Problem details ->
Filter out everything except lines holding "this".

begin Material supplied

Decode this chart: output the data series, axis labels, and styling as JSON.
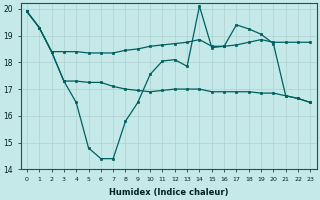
{
  "xlabel": "Humidex (Indice chaleur)",
  "xlim": [
    -0.5,
    23.5
  ],
  "ylim": [
    14,
    20.2
  ],
  "yticks": [
    14,
    15,
    16,
    17,
    18,
    19,
    20
  ],
  "xticks": [
    0,
    1,
    2,
    3,
    4,
    5,
    6,
    7,
    8,
    9,
    10,
    11,
    12,
    13,
    14,
    15,
    16,
    17,
    18,
    19,
    20,
    21,
    22,
    23
  ],
  "bg_color": "#c5e8e8",
  "grid_color": "#b0d0d0",
  "line_color": "#006060",
  "line1_y": [
    19.9,
    19.3,
    18.4,
    18.4,
    18.4,
    18.35,
    18.35,
    18.35,
    18.45,
    18.5,
    18.6,
    18.65,
    18.7,
    18.75,
    18.85,
    18.6,
    18.6,
    18.65,
    18.75,
    18.85,
    18.75,
    18.75,
    18.75,
    18.75
  ],
  "line2_y": [
    19.9,
    19.3,
    18.4,
    17.3,
    16.5,
    14.8,
    14.4,
    14.4,
    15.8,
    16.5,
    17.55,
    18.05,
    18.1,
    17.85,
    20.1,
    18.55,
    18.6,
    19.4,
    19.25,
    19.05,
    18.7,
    16.75,
    16.65,
    16.5
  ],
  "line3_y": [
    19.9,
    19.3,
    18.4,
    17.3,
    17.3,
    17.25,
    17.25,
    17.1,
    17.0,
    16.95,
    16.9,
    16.95,
    17.0,
    17.0,
    17.0,
    16.9,
    16.9,
    16.9,
    16.9,
    16.85,
    16.85,
    16.75,
    16.65,
    16.5
  ],
  "marker_size": 2,
  "line_width": 0.9
}
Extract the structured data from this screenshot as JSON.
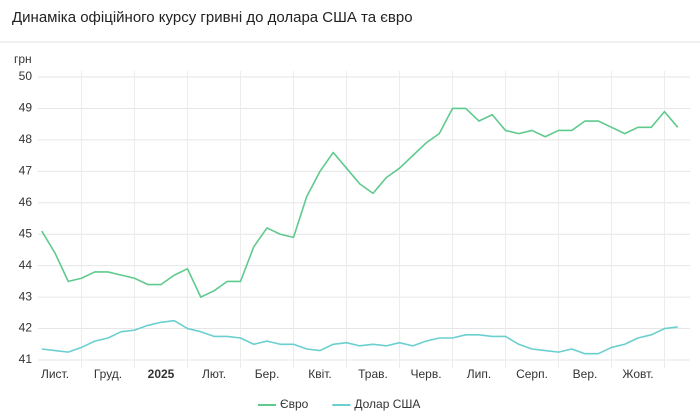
{
  "chart_data": {
    "type": "line",
    "title": "Динаміка офіційного курсу гривні до долара США та євро",
    "y_label": "грн",
    "x": [
      0.75,
      1,
      1.25,
      1.5,
      1.75,
      2,
      2.25,
      2.5,
      2.75,
      3,
      3.25,
      3.5,
      3.75,
      4,
      4.25,
      4.5,
      4.75,
      5,
      5.25,
      5.5,
      5.75,
      6,
      6.25,
      6.5,
      6.75,
      7,
      7.25,
      7.5,
      7.75,
      8,
      8.25,
      8.5,
      8.75,
      9,
      9.25,
      9.5,
      9.75,
      10,
      10.25,
      10.5,
      10.75,
      11,
      11.25,
      11.5,
      11.75,
      12,
      12.25,
      12.5,
      12.75
    ],
    "series": [
      {
        "name": "Євро",
        "color": "#5fca8e",
        "values": [
          45.1,
          44.4,
          43.5,
          43.6,
          43.8,
          43.8,
          43.7,
          43.6,
          43.4,
          43.4,
          43.7,
          43.9,
          43.0,
          43.2,
          43.5,
          43.5,
          44.6,
          45.2,
          45.0,
          44.9,
          46.2,
          47.0,
          47.6,
          47.1,
          46.6,
          46.3,
          46.8,
          47.1,
          47.5,
          47.9,
          48.2,
          49.0,
          49.0,
          48.6,
          48.8,
          48.3,
          48.2,
          48.3,
          48.1,
          48.3,
          48.3,
          48.6,
          48.6,
          48.4,
          48.2,
          48.4,
          48.4,
          48.9,
          48.4
        ]
      },
      {
        "name": "Долар США",
        "color": "#6ccfcf",
        "values": [
          41.35,
          41.3,
          41.25,
          41.4,
          41.6,
          41.7,
          41.9,
          41.95,
          42.1,
          42.2,
          42.25,
          42.0,
          41.9,
          41.75,
          41.75,
          41.7,
          41.5,
          41.6,
          41.5,
          41.5,
          41.35,
          41.3,
          41.5,
          41.55,
          41.45,
          41.5,
          41.45,
          41.55,
          41.45,
          41.6,
          41.7,
          41.7,
          41.8,
          41.8,
          41.75,
          41.75,
          41.5,
          41.35,
          41.3,
          41.25,
          41.35,
          41.2,
          41.2,
          41.4,
          41.5,
          41.7,
          41.8,
          42.0,
          42.05
        ]
      }
    ],
    "xlim": [
      0.75,
      12.75
    ],
    "xticks": [
      {
        "value": 1,
        "label": "Лист."
      },
      {
        "value": 2,
        "label": "Груд."
      },
      {
        "value": 3,
        "label": "2025",
        "bold": true
      },
      {
        "value": 4,
        "label": "Лют."
      },
      {
        "value": 5,
        "label": "Бер."
      },
      {
        "value": 6,
        "label": "Квіт."
      },
      {
        "value": 7,
        "label": "Трав."
      },
      {
        "value": 8,
        "label": "Черв."
      },
      {
        "value": 9,
        "label": "Лип."
      },
      {
        "value": 10,
        "label": "Серп."
      },
      {
        "value": 11,
        "label": "Вер."
      },
      {
        "value": 12,
        "label": "Жовт."
      }
    ],
    "ylim": [
      41,
      50
    ],
    "yticks": [
      41,
      42,
      43,
      44,
      45,
      46,
      47,
      48,
      49,
      50
    ],
    "grid": true,
    "legend": "bottom"
  }
}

end Material supplied

Finished answer ->
Decode this chart: output the data series, axis labels, and styling as JSON.
Extract the structured data from this screenshot as JSON.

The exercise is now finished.